DO THIS
Extract the complete data exactly as given.

'''

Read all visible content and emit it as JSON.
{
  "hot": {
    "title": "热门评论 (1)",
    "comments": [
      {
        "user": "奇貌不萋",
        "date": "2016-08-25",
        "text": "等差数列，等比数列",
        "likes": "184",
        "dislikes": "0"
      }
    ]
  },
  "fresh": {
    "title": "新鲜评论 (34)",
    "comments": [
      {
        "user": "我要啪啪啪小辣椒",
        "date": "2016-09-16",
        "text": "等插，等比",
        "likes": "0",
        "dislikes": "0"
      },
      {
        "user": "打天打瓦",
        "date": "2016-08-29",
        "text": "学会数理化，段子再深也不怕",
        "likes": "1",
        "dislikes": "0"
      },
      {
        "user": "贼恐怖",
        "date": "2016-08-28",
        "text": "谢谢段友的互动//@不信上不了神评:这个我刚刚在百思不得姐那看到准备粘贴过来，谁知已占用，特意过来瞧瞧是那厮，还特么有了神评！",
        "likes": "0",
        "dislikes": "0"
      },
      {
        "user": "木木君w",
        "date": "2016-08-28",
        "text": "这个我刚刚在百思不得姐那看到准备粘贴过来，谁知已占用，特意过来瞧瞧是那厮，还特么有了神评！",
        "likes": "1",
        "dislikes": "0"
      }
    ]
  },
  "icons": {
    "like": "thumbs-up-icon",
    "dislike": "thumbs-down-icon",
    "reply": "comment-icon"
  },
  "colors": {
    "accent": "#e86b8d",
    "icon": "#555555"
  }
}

'''

COMPLETE ANSWER
Read all visible content and emit it as JSON.
{
  "hot": {
    "title": "热门评论 (1)",
    "comments": [
      {
        "user": "奇貌不萋",
        "date": "2016-08-25",
        "text": "等差数列，等比数列",
        "likes": "184",
        "dislikes": "0"
      }
    ]
  },
  "fresh": {
    "title": "新鲜评论 (34)",
    "comments": [
      {
        "user": "我要啪啪啪小辣椒",
        "date": "2016-09-16",
        "text": "等插，等比",
        "likes": "0",
        "dislikes": "0"
      },
      {
        "user": "打天打瓦",
        "date": "2016-08-29",
        "text": "学会数理化，段子再深也不怕",
        "likes": "1",
        "dislikes": "0"
      },
      {
        "user": "贼恐怖",
        "date": "2016-08-28",
        "text": "谢谢段友的互动//@不信上不了神评:这个我刚刚在百思不得姐那看到准备粘贴过来，谁知已占用，特意过来瞧瞧是那厮，还特么有了神评！",
        "likes": "0",
        "dislikes": "0"
      },
      {
        "user": "木木君w",
        "date": "2016-08-28",
        "text": "这个我刚刚在百思不得姐那看到准备粘贴过来，谁知已占用，特意过来瞧瞧是那厮，还特么有了神评！",
        "likes": "1",
        "dislikes": "0"
      }
    ]
  },
  "icons": {
    "like": "thumbs-up-icon",
    "dislike": "thumbs-down-icon",
    "reply": "comment-icon"
  },
  "colors": {
    "accent": "#e86b8d",
    "icon": "#555555"
  }
}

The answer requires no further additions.